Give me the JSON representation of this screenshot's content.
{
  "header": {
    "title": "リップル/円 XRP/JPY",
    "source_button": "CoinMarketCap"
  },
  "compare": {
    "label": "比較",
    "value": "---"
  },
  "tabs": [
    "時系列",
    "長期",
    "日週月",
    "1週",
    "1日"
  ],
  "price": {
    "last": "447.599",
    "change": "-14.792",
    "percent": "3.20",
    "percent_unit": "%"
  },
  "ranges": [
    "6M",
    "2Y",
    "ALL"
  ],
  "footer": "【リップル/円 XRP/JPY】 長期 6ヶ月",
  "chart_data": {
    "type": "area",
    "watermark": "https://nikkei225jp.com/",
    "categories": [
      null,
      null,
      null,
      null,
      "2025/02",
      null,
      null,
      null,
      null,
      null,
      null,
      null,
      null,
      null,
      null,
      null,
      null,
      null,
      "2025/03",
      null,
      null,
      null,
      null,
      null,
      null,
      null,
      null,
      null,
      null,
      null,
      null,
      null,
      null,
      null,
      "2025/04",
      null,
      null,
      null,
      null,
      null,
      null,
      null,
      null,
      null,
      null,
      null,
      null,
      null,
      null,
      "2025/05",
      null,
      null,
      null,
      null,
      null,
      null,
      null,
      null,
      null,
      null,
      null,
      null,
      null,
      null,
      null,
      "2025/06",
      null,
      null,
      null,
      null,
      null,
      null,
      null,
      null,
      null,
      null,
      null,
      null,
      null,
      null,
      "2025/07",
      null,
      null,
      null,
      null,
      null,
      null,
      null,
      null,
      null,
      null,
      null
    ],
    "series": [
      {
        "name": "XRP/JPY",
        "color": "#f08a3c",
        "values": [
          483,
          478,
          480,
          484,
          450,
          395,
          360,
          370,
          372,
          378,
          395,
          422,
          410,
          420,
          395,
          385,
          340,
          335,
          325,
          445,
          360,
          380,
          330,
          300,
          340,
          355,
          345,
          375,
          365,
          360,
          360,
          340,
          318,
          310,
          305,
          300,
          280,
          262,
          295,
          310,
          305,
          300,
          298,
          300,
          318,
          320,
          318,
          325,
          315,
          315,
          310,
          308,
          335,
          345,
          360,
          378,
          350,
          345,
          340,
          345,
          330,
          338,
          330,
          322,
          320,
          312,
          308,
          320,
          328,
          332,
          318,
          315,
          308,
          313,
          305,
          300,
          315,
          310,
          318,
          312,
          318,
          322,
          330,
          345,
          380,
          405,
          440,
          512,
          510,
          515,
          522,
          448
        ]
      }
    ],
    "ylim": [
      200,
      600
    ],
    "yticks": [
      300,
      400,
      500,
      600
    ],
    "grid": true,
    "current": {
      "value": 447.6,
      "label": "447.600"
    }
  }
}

□ □ □ □ □ □ □

:: Do this ::
Lines of the material that contain the word "リップル" are to be gathered.

:: Written solution ::
    "title": "リップル/円 XRP/JPY",
  "footer": "【リップル/円 XRP/JPY】 長期 6ヶ月",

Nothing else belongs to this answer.